What needs to be done - Write out each line word for word. Drop pictures.

——————

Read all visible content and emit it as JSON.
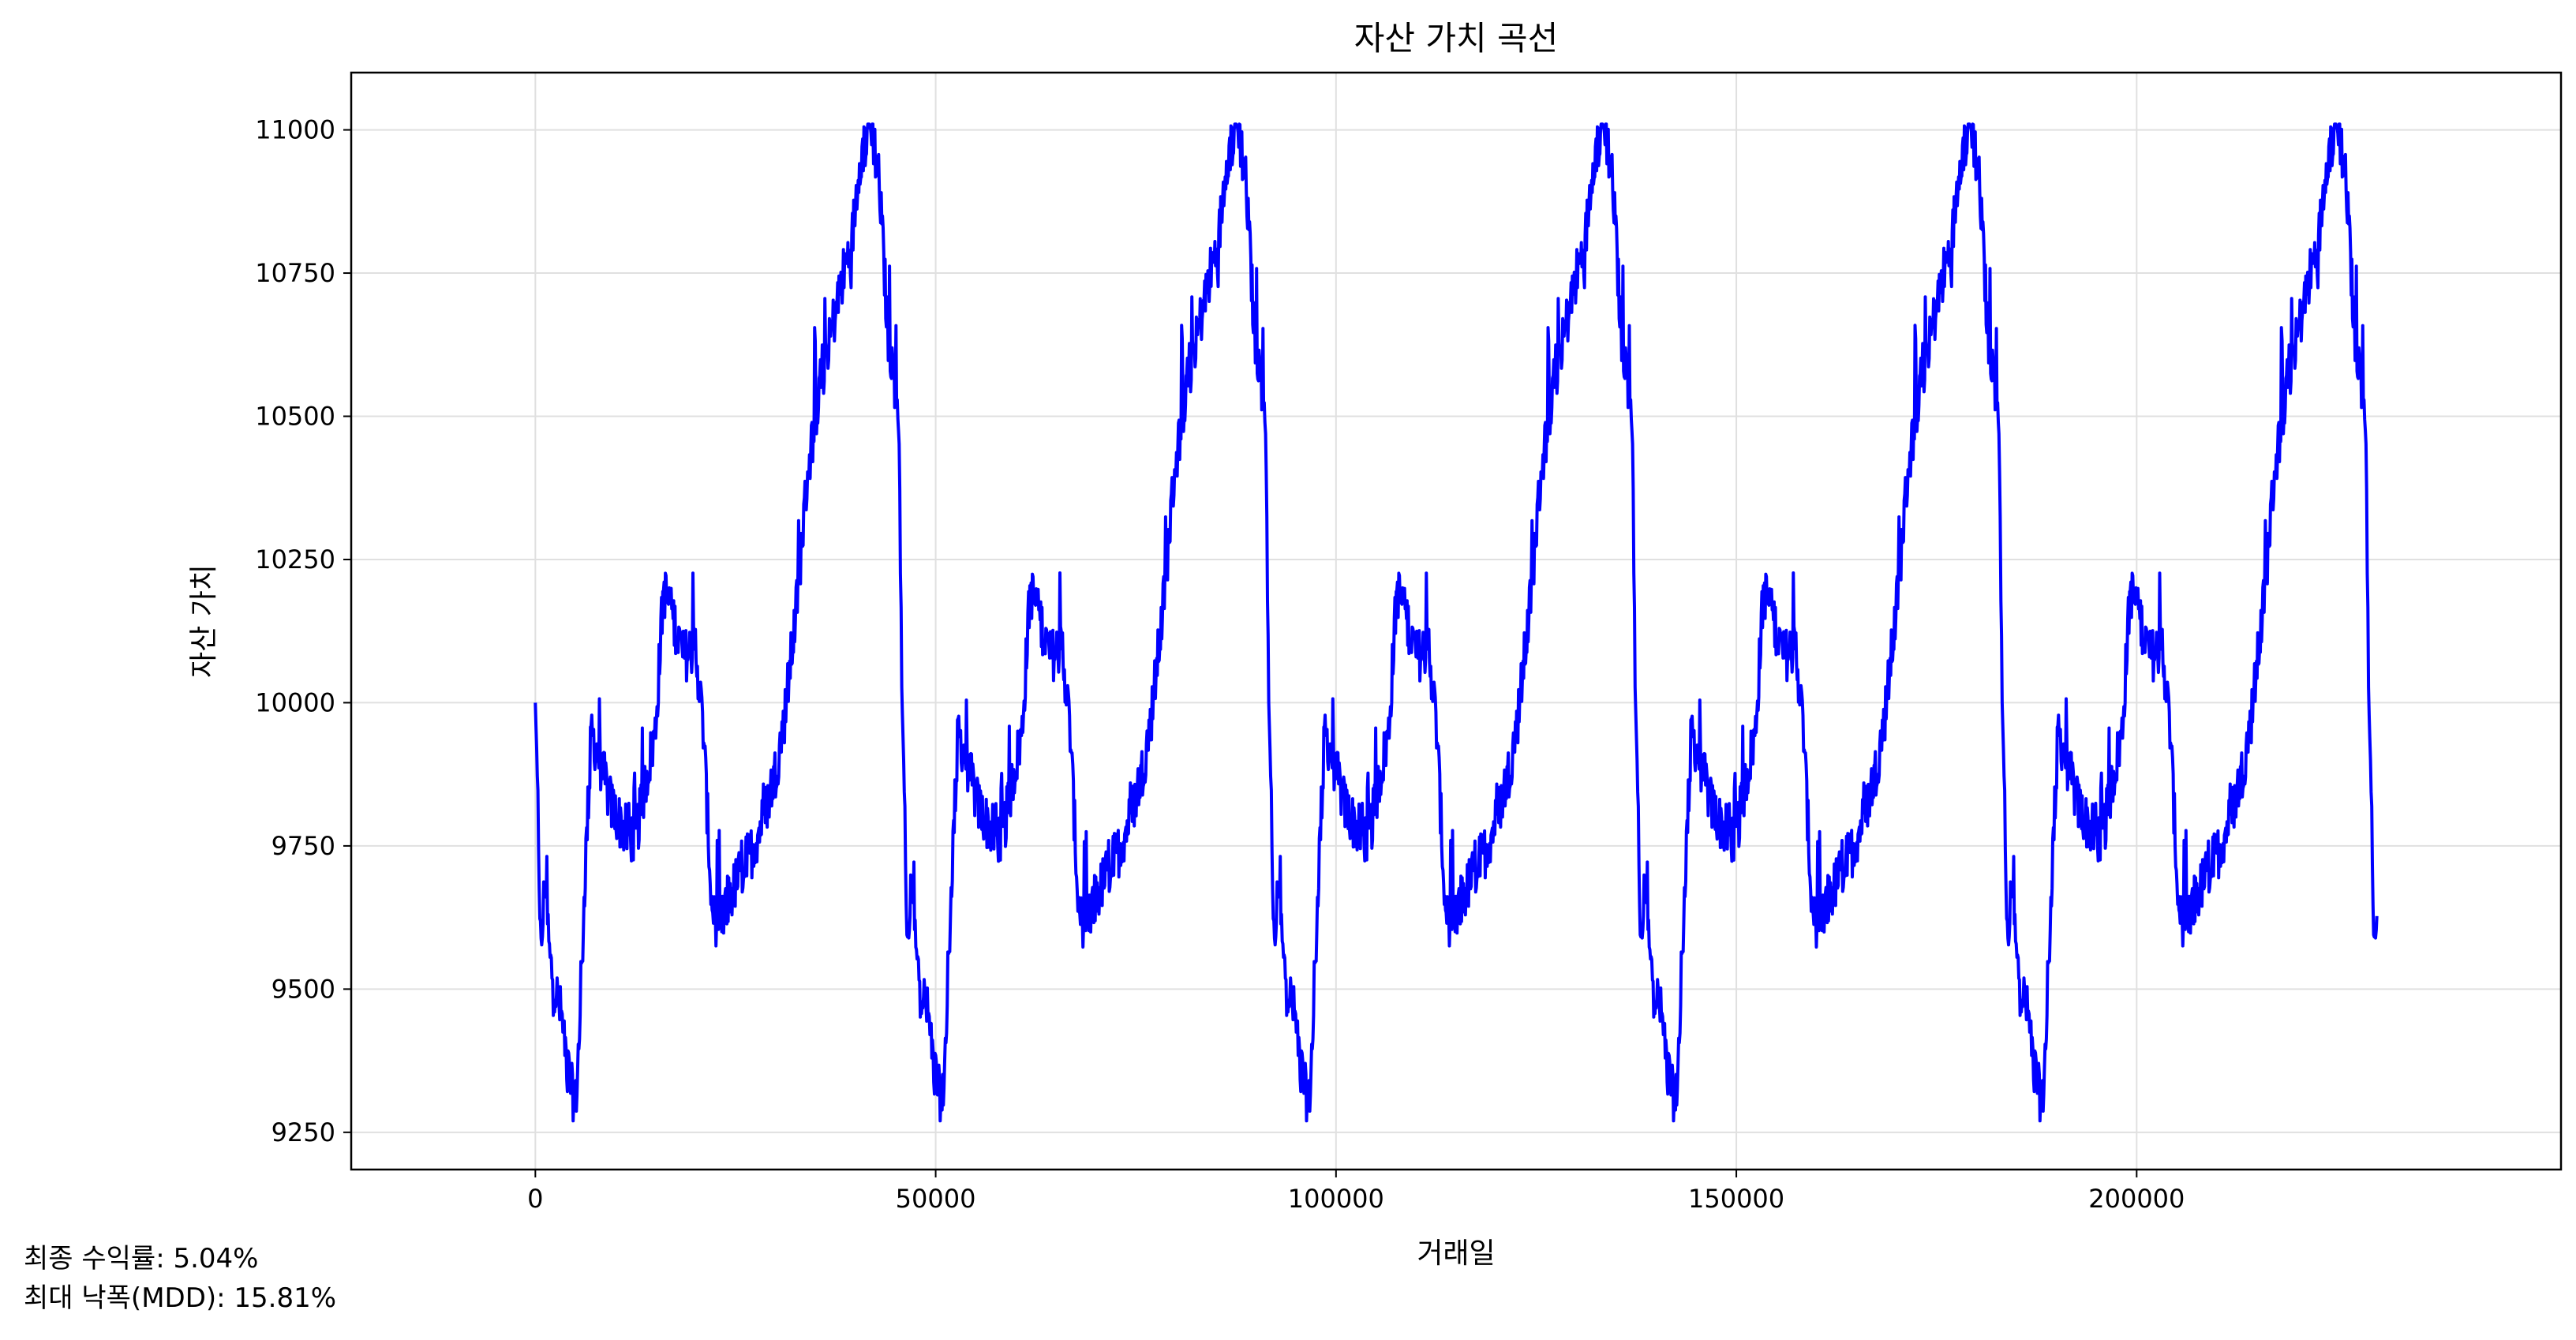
{
  "chart_data": {
    "type": "line",
    "title": "자산 가치 곡선",
    "xlabel": "거래일",
    "ylabel": "자산 가치",
    "xlim": [
      -23000,
      253000
    ],
    "ylim": [
      9185,
      11100
    ],
    "x_ticks": [
      0,
      50000,
      100000,
      150000,
      200000
    ],
    "x_tick_labels": [
      "0",
      "50000",
      "100000",
      "150000",
      "200000"
    ],
    "y_ticks": [
      9250,
      9500,
      9750,
      10000,
      10250,
      10500,
      10750,
      11000
    ],
    "y_tick_labels": [
      "9250",
      "9500",
      "9750",
      "10000",
      "10250",
      "10500",
      "10750",
      "11000"
    ],
    "grid": true,
    "series": [
      {
        "name": "자산 가치",
        "color": "#0000ff",
        "cycle_length": 45800,
        "cycles": 5,
        "x_end": 230000,
        "cycle_profile": {
          "x": [
            0,
            200,
            700,
            1200,
            1800,
            2500,
            3300,
            4200,
            5000,
            5600,
            6200,
            7000,
            8000,
            9500,
            11000,
            12500,
            14000,
            15000,
            16000,
            17200,
            18500,
            20000,
            21000,
            22000,
            23000,
            24000,
            25500,
            27000,
            28500,
            30000,
            31000,
            32500,
            34000,
            35500,
            37000,
            38500,
            39500,
            40500,
            42000,
            43000,
            44000,
            45000,
            45400,
            45799
          ],
          "y": [
            10000,
            9900,
            9550,
            9700,
            9550,
            9500,
            9450,
            9350,
            9290,
            9450,
            9700,
            9950,
            9900,
            9820,
            9780,
            9760,
            9880,
            9950,
            10200,
            10150,
            10080,
            10100,
            9950,
            9650,
            9600,
            9650,
            9700,
            9740,
            9800,
            9880,
            9960,
            10150,
            10400,
            10550,
            10650,
            10750,
            10800,
            10950,
            11010,
            10900,
            10650,
            10550,
            10500,
            10020
          ]
        },
        "volatility": 95
      }
    ]
  },
  "stats": {
    "total_return": "최종 수익률: 5.04%",
    "max_drawdown": "최대 낙폭(MDD): 15.81%"
  }
}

——————

Written response -
Read all visible content and emit it as JSON.
{
  "chart_data": {
    "type": "line",
    "title": "자산 가치 곡선",
    "xlabel": "거래일",
    "ylabel": "자산 가치",
    "xlim": [
      -23000,
      253000
    ],
    "ylim": [
      9185,
      11100
    ],
    "x_ticks": [
      0,
      50000,
      100000,
      150000,
      200000
    ],
    "x_tick_labels": [
      "0",
      "50000",
      "100000",
      "150000",
      "200000"
    ],
    "y_ticks": [
      9250,
      9500,
      9750,
      10000,
      10250,
      10500,
      10750,
      11000
    ],
    "y_tick_labels": [
      "9250",
      "9500",
      "9750",
      "10000",
      "10250",
      "10500",
      "10750",
      "11000"
    ],
    "grid": true,
    "series": [
      {
        "name": "자산 가치",
        "color": "#0000ff",
        "cycle_length": 45800,
        "cycles": 5,
        "x_end": 230000,
        "cycle_profile": {
          "x": [
            0,
            200,
            700,
            1200,
            1800,
            2500,
            3300,
            4200,
            5000,
            5600,
            6200,
            7000,
            8000,
            9500,
            11000,
            12500,
            14000,
            15000,
            16000,
            17200,
            18500,
            20000,
            21000,
            22000,
            23000,
            24000,
            25500,
            27000,
            28500,
            30000,
            31000,
            32500,
            34000,
            35500,
            37000,
            38500,
            39500,
            40500,
            42000,
            43000,
            44000,
            45000,
            45400,
            45799
          ],
          "y": [
            10000,
            9900,
            9550,
            9700,
            9550,
            9500,
            9450,
            9350,
            9290,
            9450,
            9700,
            9950,
            9900,
            9820,
            9780,
            9760,
            9880,
            9950,
            10200,
            10150,
            10080,
            10100,
            9950,
            9650,
            9600,
            9650,
            9700,
            9740,
            9800,
            9880,
            9960,
            10150,
            10400,
            10550,
            10650,
            10750,
            10800,
            10950,
            11010,
            10900,
            10650,
            10550,
            10500,
            10020
          ]
        },
        "volatility": 95
      }
    ]
  },
  "stats": {
    "total_return": "최종 수익률: 5.04%",
    "max_drawdown": "최대 낙폭(MDD): 15.81%"
  }
}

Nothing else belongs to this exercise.